→ **DATA FOR THIS EXERCISE**
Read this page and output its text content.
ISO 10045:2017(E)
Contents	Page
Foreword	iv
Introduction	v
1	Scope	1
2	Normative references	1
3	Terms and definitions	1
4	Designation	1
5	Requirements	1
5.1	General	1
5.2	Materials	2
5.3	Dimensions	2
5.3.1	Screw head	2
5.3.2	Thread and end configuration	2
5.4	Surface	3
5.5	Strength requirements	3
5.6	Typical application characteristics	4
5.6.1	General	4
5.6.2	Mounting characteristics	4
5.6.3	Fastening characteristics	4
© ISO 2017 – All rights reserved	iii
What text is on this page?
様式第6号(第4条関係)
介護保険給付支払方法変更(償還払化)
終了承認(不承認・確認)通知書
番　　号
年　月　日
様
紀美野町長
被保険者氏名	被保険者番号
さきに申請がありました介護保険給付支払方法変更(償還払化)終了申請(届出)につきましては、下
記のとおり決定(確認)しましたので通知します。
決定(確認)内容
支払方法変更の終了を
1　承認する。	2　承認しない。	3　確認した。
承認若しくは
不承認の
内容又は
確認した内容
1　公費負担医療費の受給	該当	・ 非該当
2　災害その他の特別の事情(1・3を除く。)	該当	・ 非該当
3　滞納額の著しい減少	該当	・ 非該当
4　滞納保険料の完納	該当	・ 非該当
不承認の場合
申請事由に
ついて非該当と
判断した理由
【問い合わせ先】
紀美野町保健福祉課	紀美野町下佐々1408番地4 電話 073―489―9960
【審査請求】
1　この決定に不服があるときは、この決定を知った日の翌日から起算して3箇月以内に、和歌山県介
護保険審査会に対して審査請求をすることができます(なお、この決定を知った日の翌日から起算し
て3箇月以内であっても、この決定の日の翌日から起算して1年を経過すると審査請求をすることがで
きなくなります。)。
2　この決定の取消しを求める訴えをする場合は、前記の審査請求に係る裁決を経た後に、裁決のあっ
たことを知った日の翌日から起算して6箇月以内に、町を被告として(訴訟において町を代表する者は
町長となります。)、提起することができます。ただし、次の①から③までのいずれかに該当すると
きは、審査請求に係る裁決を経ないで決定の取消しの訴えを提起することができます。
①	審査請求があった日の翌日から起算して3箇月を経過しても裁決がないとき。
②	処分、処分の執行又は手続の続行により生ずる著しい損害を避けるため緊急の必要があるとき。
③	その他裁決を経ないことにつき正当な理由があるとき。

→ **AIM**
Copy down every line of the material above that includes the string "characteristics".

→ **ANSWER TO THIS TASK**
5.6	Typical application characteristics	4
5.6.2	Mounting characteristics	4
5.6.3	Fastening characteristics	4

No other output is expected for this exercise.